→ Alıntı metin
---------------

Ülkemiz kıyı şeridi uzunluğu ile Dünyadaki ender Ülkelerden biridir,Kıyı şeridi boyunca binlerce irili ufaklı koy ve sayıları 4000 nin üzerinde balıkçı köyleriyle bu ender olma özelliği daha artmaktadır.
Her koy bir köy ve her kıyıda birbirinden değişik kumsal bu kumsala dalgalarla gelen çakıl taşları da farklıdır birbirinden.Çakıl taşlarının koylarda köylerde yaşayanlar alışık oldukları için fark edemezler ne denli değişik ve güzel olduklarını,ancak dışarıdan biri geldiğinde değer bulur güzelliği ve gizemi birde dışardan gelen doğaya, denize tutkunsa eğer.
Örneğin Marmara denizinde bir zamanlar dünyanın en güzel çakıl taşları çıkardı,sonra kıyı kentleri inşası için Marmara Denizinden çıkarılan kaçak kum ve kumun içindeki çakıl taşları değer bulmadan yok oldu gitti,büyük kentlerin derinlerine.

---------------

→ Görevler
1 > Kıyılar ve çakıl taşları yazısına göre şu soruları yanıtlayın:
(a) Kıyı şeridi boyunca kaç balıkçı köyü bulunuyor?
(b) Bir zamanlar dünyanın en güzel çakıl taşları hangi denizde çıkardı?
(c) Çakıl taşlarının güzelliği ve gizemi kim geldiğinde değer bulur?
2 > Kıyılar ve çakıl taşları yazısında "Ülkemiz kıyı şeridi" ile başlayıp "özelliği daha artmaktadır." ile biten bölümü, "balıkçı" yerine "sahil" koyarak güncelleyin.
3 > Kıyılar ve çakıl taşları yazısını lütfen kaldığı yerden sürdürün.

→ Verilen bilgiler
---------------

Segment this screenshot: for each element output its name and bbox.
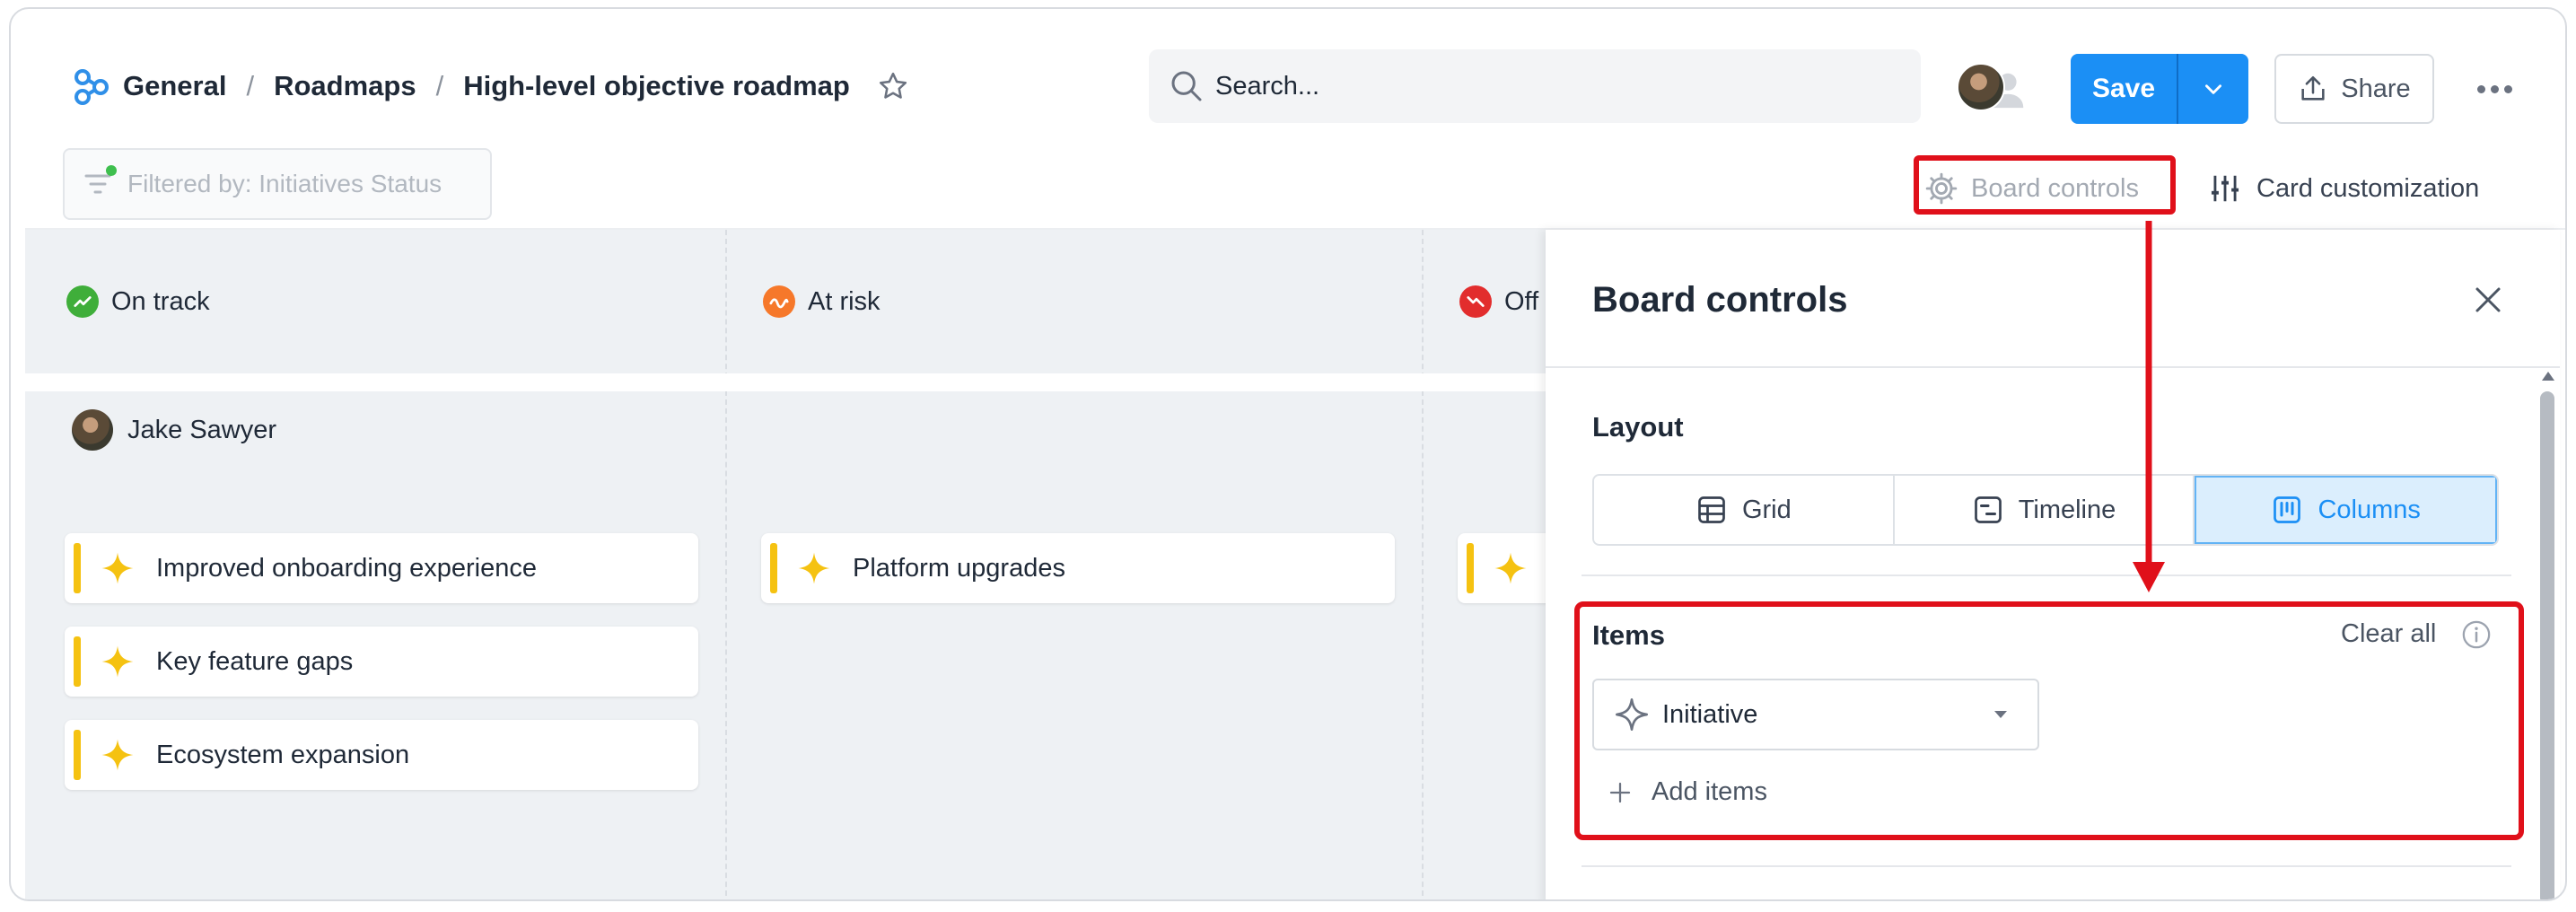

---------------

→ Cevap listesi
1 >
(a) 4000'in üzerinde.
(b) Marmara Denizi'nde.
(c) Dışarıdan biri geldiğinde, hele bu kişi doğaya ve denize tutkunsa.

2 >
Ülkemiz kıyı şeridi uzunluğu ile Dünyadaki ender Ülkelerden biridir,Kıyı şeridi boyunca binlerce irili ufaklı koy ve sayıları 4000 nin üzerinde sahil köyleriyle bu ender olma özelliği daha artmaktadır.

3 >
Marmara Denizinde uzun yıllardır kum çıkarmak yasaklandı ancak yine kaçak olarak çıkarılıyor,yol olan çakıl taşları tam yeniden kıyılara ulaşmışken sinsice ve gizlice yeniden yok ediliyor.Çakıl taşı deyip geçmeyin binlerce yılda oluşuyor parlaklığı,yuvarlaklığı ve renkleri aynı gezegenin oluşumu,Dünyamızın oluşumu gibi dalgaların gücü ile oradan oraya savrulurken şarap gibi olgunlaşıyor Çakıl taşları.
Binlerce yıl evvel Bu Ülkede yaşayan Milletler ve Kültürleri Çakıl taşlarının kıymetini bildiler onlardan bir sanat meydana getirdiler,hala günümüze varan Zeugma gibi ve daha niceleri.Bir zamanlar Osmanlıda fark etmişti Çakıl taşlarını Saray bahçelerinde yürüyüş yollarına dizdiler,Hamamlarda iç mekanda kullandılar değer kattılar Çakıl taşlarına.
Ülkemizde Günümüzde Çakıl taşları sıradan bir doğal varlık gibi gözükürken yanı başımızdaki Yunanistan Çakıl taşlarından büyük gelir elde eden Ülke konumunda,bakın taş işi yapan firmalara Yunanistan dan Çakıl taşı ithal edip pazarlıyorlar,Hani İstanbul un taşı toprağı Çakıl ı çok değerliydi altın dı, demek ki değilmiş.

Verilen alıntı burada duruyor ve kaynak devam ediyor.